**Required work:** Write out each record again exactly as it stands.
* begin Dataset content *
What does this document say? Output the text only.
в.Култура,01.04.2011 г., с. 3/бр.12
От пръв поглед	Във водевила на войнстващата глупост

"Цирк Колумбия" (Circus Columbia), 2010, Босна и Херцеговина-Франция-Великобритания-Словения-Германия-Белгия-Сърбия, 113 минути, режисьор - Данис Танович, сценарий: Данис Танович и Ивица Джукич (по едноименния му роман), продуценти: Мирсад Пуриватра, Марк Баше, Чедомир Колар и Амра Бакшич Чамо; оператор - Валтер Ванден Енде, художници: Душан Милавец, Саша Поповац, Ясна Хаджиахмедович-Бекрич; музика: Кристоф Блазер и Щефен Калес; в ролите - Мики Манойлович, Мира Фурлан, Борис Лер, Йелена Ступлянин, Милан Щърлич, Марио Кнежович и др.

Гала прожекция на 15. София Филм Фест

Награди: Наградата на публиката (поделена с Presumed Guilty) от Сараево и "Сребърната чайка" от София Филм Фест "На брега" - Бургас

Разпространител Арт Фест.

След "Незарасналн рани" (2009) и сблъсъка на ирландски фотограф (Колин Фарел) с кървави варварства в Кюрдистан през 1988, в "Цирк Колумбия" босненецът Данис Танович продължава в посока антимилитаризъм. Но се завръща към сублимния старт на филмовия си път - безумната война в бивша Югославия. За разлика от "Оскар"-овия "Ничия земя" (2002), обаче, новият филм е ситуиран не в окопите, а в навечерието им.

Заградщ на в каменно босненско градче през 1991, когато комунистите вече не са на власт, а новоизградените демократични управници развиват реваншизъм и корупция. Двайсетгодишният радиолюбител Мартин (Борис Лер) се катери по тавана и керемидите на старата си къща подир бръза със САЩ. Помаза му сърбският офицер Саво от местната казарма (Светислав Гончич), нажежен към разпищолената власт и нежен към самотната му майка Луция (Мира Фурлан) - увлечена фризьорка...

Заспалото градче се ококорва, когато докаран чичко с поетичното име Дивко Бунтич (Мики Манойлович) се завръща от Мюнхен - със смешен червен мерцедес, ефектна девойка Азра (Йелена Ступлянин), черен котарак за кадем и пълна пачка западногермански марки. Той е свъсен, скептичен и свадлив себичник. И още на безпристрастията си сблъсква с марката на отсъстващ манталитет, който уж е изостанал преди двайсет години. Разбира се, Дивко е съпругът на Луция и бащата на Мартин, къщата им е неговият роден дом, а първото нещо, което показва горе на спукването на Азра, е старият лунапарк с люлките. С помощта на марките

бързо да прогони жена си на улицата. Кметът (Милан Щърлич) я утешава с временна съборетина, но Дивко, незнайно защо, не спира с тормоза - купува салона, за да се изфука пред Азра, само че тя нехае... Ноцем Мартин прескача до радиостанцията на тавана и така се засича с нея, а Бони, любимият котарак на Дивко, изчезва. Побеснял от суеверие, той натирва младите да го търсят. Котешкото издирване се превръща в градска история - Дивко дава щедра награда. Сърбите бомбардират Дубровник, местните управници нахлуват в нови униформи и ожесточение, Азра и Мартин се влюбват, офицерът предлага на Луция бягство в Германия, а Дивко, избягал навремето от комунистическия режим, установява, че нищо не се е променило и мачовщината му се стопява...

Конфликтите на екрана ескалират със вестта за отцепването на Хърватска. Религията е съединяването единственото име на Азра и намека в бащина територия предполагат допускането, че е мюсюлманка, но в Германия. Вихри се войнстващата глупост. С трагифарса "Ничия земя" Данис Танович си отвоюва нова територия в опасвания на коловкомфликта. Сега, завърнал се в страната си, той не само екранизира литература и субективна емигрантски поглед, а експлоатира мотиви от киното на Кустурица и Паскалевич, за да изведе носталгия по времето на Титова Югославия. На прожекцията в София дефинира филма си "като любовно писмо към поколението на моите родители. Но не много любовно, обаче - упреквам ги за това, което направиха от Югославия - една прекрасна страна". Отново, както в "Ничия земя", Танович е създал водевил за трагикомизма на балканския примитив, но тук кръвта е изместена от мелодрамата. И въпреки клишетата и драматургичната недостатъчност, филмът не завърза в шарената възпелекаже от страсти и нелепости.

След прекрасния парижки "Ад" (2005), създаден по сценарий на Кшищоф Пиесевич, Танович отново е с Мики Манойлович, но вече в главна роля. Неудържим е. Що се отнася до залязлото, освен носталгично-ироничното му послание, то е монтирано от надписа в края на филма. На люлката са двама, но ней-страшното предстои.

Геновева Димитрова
* end Dataset content *
**Response to this task:**
What does this document say? Output the text only.
в.Култура,01.04.2011 г., с. 3/бр.12
От пръв поглед	Във водевила на войнстващата глупост

"Цирк Колумбия" (Circus Columbia), 2010, Босна и Херцеговина-Франция-Великобритания-Словения-Германия-Белгия-Сърбия, 113 минути, режисьор - Данис Танович, сценарий: Данис Танович и Ивица Джукич (по едноименния му роман), продуценти: Мирсад Пуриватра, Марк Баше, Чедомир Колар и Амра Бакшич Чамо; оператор - Валтер Ванден Енде, художници: Душан Милавец, Саша Поповац, Ясна Хаджиахмедович-Бекрич; музика: Кристоф Блазер и Щефен Калес; в ролите - Мики Манойлович, Мира Фурлан, Борис Лер, Йелена Ступлянин, Милан Щърлич, Марио Кнежович и др.

Гала прожекция на 15. София Филм Фест

Награди: Наградата на публиката (поделена с Presumed Guilty) от Сараево и "Сребърната чайка" от София Филм Фест "На брега" - Бургас

Разпространител Арт Фест.

След "Незарасналн рани" (2009) и сблъсъка на ирландски фотограф (Колин Фарел) с кървави варварства в Кюрдистан през 1988, в "Цирк Колумбия" босненецът Данис Танович продължава в посока антимилитаризъм. Но се завръща към сублимния старт на филмовия си път - безумната война в бивша Югославия. За разлика от "Оскар"-овия "Ничия земя" (2002), обаче, новият филм е ситуиран не в окопите, а в навечерието им.

Заградщ на в каменно босненско градче през 1991, когато комунистите вече не са на власт, а новоизградените демократични управници развиват реваншизъм и корупция. Двайсетгодишният радиолюбител Мартин (Борис Лер) се катери по тавана и керемидите на старата си къща подир бръза със САЩ. Помаза му сърбският офицер Саво от местната казарма (Светислав Гончич), нажежен към разпищолената власт и нежен към самотната му майка Луция (Мира Фурлан) - увлечена фризьорка...

Заспалото градче се ококорва, когато докаран чичко с поетичното име Дивко Бунтич (Мики Манойлович) се завръща от Мюнхен - със смешен червен мерцедес, ефектна девойка Азра (Йелена Ступлянин), черен котарак за кадем и пълна пачка западногермански марки. Той е свъсен, скептичен и свадлив себичник. И още на безпристрастията си сблъсква с марката на отсъстващ манталитет, който уж е изостанал преди двайсет години. Разбира се, Дивко е съпругът на Луция и бащата на Мартин, къщата им е неговият роден дом, а първото нещо, което показва горе на спукването на Азра, е старият лунапарк с люлките. С помощта на марките

бързо да прогони жена си на улицата. Кметът (Милан Щърлич) я утешава с временна съборетина, но Дивко, незнайно защо, не спира с тормоза - купува салона, за да се изфука пред Азра, само че тя нехае... Ноцем Мартин прескача до радиостанцията на тавана и така се засича с нея, а Бони, любимият котарак на Дивко, изчезва. Побеснял от суеверие, той натирва младите да го търсят. Котешкото издирване се превръща в градска история - Дивко дава щедра награда. Сърбите бомбардират Дубровник, местните управници нахлуват в нови униформи и ожесточение, Азра и Мартин се влюбват, офицерът предлага на Луция бягство в Германия, а Дивко, избягал навремето от комунистическия режим, установява, че нищо не се е променило и мачовщината му се стопява...

Конфликтите на екрана ескалират със вестта за отцепването на Хърватска. Религията е съединяването единственото име на Азра и намека в бащина територия предполагат допускането, че е мюсюлманка, но в Германия. Вихри се войнстващата глупост. С трагифарса "Ничия земя" Данис Танович си отвоюва нова територия в опасвания на коловкомфликта. Сега, завърнал се в страната си, той не само екранизира литература и субективна емигрантски поглед, а експлоатира мотиви от киното на Кустурица и Паскалевич, за да изведе носталгия по времето на Титова Югославия. На прожекцията в София дефинира филма си "като любовно писмо към поколението на моите родители. Но не много любовно, обаче - упреквам ги за това, което направиха от Югославия - една прекрасна страна". Отново, както в "Ничия земя", Танович е създал водевил за трагикомизма на балканския примитив, но тук кръвта е изместена от мелодрамата. И въпреки клишетата и драматургичната недостатъчност, филмът не завърза в шарената възпелекаже от страсти и нелепости.

След прекрасния парижки "Ад" (2005), създаден по сценарий на Кшищоф Пиесевич, Танович отново е с Мики Манойлович, но вече в главна роля. Неудържим е. Що се отнася до залязлото, освен носталгично-ироничното му послание, то е монтирано от надписа в края на филма. На люлката са двама, но ней-страшното предстои.

Геновева Димитрова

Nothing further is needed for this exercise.